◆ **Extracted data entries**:
--- START ---

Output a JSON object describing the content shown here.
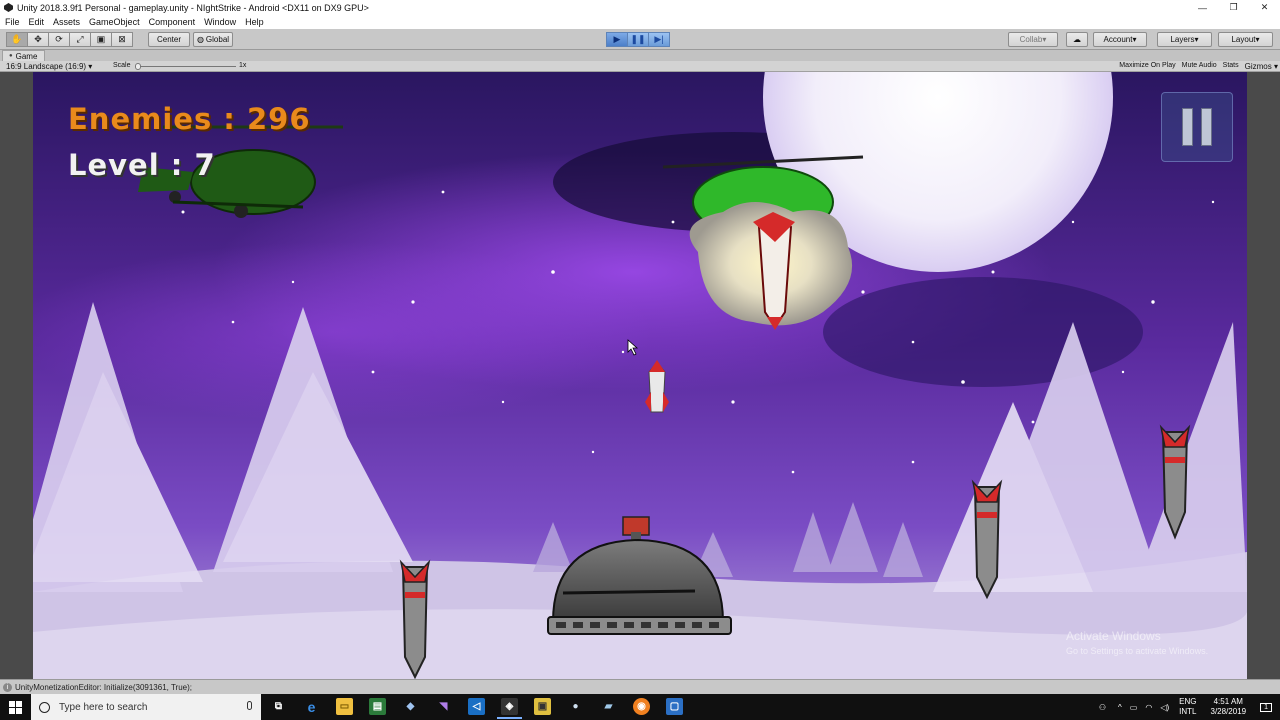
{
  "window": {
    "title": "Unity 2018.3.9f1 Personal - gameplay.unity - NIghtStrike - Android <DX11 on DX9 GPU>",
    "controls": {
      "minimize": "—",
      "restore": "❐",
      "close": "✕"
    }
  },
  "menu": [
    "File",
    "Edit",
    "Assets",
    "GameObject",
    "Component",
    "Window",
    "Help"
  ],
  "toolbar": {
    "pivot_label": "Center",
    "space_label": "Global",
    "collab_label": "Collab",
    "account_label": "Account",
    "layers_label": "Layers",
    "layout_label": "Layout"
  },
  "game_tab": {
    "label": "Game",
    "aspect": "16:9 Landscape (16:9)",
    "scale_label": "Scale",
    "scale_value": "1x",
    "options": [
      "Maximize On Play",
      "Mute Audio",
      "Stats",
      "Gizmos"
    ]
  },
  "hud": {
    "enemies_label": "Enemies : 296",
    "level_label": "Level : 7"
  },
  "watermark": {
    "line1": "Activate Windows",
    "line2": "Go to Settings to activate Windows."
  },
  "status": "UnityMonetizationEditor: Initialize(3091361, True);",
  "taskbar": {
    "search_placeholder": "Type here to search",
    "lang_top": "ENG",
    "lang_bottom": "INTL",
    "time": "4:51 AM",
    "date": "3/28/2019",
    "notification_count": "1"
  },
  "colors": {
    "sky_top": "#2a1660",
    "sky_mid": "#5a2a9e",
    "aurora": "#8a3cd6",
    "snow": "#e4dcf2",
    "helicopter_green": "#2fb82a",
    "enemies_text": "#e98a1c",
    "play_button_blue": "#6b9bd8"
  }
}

--- END ---
--- START ---

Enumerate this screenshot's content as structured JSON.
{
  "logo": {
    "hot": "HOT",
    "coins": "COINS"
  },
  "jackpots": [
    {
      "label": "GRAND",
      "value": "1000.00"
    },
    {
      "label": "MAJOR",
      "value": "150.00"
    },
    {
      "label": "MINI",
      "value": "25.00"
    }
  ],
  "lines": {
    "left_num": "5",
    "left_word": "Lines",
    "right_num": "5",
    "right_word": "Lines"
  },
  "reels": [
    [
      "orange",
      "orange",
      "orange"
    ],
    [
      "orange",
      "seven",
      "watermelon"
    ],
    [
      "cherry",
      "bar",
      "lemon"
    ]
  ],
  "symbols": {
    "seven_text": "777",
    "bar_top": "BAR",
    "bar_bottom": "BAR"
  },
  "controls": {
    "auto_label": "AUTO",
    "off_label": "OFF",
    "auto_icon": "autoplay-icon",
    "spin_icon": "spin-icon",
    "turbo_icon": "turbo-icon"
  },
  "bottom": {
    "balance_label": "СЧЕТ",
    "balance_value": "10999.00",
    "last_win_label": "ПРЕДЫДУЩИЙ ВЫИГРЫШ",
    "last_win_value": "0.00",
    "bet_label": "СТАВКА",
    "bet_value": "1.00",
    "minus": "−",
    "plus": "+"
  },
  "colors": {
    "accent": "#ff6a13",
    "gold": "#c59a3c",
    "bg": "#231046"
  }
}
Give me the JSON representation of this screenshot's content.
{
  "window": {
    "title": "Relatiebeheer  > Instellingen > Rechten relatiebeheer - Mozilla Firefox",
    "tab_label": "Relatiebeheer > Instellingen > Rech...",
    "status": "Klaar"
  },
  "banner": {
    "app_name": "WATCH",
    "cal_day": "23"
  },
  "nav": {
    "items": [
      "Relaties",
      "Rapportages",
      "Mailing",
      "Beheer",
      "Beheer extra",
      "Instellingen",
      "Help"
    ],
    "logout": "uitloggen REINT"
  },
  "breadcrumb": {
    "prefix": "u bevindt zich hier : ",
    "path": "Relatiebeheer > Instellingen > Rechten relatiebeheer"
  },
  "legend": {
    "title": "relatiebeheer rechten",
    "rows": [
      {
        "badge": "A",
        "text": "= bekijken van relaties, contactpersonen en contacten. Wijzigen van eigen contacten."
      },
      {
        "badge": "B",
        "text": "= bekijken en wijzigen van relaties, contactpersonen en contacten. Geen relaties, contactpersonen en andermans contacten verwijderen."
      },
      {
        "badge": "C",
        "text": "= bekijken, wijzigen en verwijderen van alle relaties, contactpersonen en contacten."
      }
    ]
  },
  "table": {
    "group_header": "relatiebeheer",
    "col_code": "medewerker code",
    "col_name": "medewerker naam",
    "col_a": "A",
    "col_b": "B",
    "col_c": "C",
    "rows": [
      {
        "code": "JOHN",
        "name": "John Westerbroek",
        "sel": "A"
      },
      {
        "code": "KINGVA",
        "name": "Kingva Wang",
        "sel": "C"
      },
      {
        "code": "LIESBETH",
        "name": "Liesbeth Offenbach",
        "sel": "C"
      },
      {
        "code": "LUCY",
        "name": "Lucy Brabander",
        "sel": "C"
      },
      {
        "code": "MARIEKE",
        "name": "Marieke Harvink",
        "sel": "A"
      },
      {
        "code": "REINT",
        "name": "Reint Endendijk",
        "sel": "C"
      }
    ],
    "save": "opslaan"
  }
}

--- END ---
--- START ---

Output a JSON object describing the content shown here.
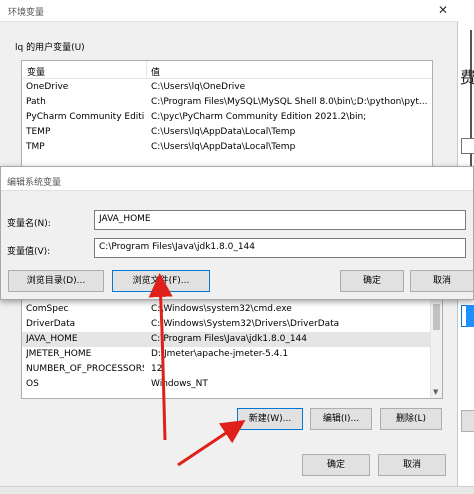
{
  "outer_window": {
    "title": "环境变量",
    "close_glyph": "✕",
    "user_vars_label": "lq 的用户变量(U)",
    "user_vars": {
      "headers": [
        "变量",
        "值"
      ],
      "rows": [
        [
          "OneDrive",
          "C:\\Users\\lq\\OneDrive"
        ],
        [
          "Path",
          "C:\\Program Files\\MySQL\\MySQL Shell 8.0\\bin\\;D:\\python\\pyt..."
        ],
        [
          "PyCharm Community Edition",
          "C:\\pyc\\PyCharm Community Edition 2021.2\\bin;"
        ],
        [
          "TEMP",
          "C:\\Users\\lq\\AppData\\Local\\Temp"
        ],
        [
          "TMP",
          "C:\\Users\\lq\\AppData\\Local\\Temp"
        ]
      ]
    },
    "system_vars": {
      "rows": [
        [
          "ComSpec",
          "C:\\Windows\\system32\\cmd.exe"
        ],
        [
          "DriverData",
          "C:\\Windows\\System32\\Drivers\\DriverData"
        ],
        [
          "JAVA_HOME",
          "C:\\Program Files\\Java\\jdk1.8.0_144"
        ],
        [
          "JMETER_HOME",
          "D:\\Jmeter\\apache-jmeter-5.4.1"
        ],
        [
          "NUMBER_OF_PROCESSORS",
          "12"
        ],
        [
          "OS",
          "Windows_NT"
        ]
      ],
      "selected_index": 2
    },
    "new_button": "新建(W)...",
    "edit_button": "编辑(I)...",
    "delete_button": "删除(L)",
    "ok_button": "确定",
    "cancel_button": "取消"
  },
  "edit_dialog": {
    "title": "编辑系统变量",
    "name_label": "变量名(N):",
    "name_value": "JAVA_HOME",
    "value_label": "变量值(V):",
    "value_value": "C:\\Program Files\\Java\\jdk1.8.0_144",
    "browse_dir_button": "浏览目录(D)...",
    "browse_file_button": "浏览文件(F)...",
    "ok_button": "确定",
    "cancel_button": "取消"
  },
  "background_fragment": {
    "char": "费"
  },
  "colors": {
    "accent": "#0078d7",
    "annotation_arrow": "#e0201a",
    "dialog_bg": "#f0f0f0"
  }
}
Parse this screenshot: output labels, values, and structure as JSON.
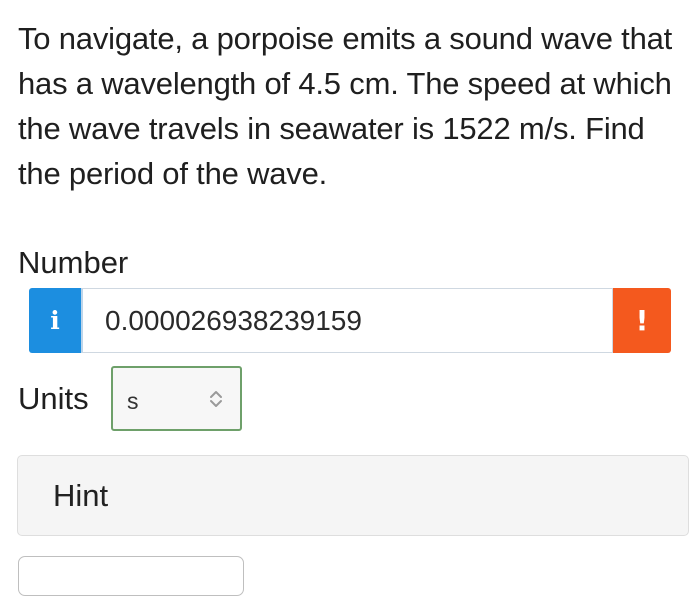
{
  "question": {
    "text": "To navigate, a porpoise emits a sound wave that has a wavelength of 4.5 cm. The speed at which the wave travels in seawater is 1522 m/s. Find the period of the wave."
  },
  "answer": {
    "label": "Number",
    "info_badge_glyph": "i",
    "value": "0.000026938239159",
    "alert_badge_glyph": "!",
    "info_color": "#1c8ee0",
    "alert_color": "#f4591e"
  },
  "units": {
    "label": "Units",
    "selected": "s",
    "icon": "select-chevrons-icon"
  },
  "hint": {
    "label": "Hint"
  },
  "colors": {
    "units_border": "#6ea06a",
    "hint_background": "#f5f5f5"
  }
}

--- END ---

◆ **WHAT TO DO**:
Which lines hold the word "verwijderen"? Show each one.

◆ **RESPONSE FOR THIS EXERCISE**:
        "text": "= bekijken en wijzigen van relaties, contactpersonen en contacten. Geen relaties, contactpersonen en andermans contacten verwijderen."
        "text": "= bekijken, wijzigen en verwijderen van alle relaties, contactpersonen en contacten."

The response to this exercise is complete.